[Stored items]
________________
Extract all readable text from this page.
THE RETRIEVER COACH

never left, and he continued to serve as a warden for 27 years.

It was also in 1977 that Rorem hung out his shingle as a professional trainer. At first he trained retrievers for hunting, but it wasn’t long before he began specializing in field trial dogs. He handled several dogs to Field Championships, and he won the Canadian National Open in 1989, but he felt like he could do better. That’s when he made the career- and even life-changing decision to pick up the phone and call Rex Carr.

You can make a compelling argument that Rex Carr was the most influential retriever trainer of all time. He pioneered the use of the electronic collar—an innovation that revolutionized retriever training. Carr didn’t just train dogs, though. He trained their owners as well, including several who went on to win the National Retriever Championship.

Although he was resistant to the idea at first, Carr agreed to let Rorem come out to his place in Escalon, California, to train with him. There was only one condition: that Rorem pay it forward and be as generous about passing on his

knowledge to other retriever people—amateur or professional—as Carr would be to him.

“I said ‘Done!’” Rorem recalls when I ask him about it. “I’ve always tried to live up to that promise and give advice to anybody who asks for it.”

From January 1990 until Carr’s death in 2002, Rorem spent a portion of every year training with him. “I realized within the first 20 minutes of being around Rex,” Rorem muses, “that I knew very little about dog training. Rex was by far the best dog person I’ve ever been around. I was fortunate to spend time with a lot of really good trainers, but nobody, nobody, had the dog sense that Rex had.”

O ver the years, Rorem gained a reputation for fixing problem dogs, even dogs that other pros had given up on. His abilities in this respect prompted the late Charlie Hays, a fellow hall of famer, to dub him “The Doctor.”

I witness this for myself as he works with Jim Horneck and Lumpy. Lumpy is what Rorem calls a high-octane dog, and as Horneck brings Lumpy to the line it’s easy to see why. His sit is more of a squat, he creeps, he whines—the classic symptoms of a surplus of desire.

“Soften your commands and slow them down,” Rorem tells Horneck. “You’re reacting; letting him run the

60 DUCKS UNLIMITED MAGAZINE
________________
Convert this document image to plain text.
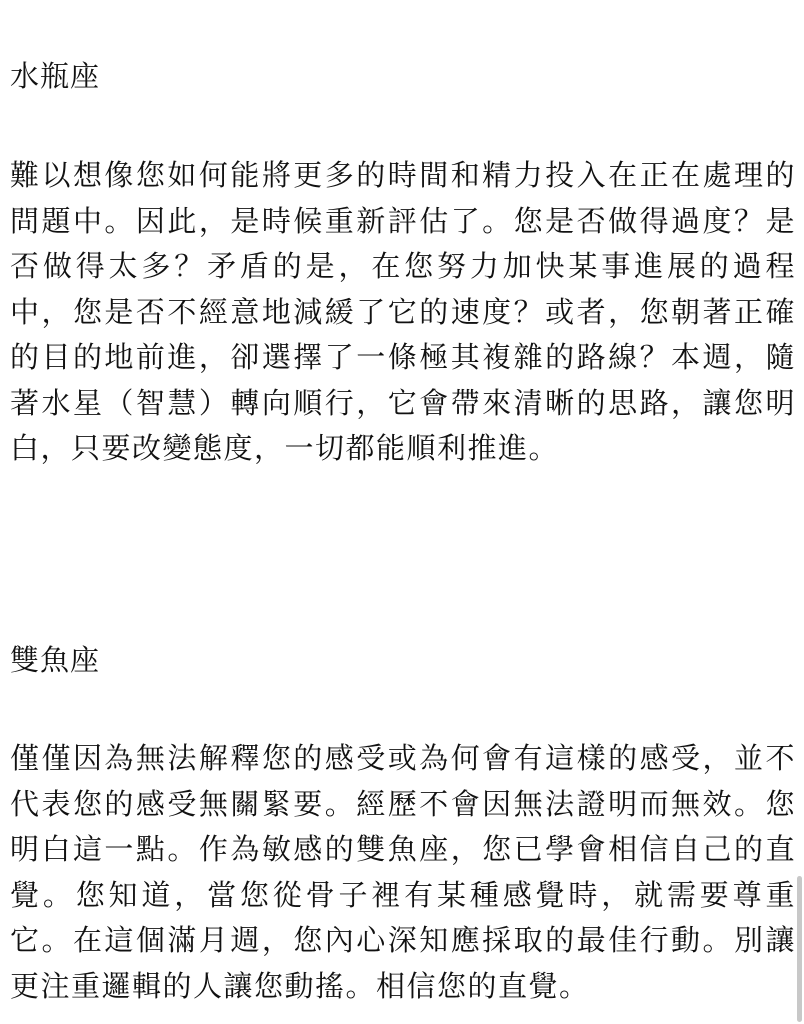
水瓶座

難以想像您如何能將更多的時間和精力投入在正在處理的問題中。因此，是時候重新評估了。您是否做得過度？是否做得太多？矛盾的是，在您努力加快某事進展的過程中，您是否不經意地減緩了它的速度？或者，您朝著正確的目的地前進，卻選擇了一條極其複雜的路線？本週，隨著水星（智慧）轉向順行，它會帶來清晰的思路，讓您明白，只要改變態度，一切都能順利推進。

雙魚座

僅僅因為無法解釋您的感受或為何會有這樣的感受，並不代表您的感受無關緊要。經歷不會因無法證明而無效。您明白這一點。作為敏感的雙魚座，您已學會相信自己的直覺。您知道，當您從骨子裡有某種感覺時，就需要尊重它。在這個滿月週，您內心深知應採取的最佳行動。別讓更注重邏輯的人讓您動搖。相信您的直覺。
________________
Task instructions:
Filter the records, keeping only lines that contain "text", and show those lines.

Result of this task:
Extract all readable text from this page.
Convert this document image to plain text.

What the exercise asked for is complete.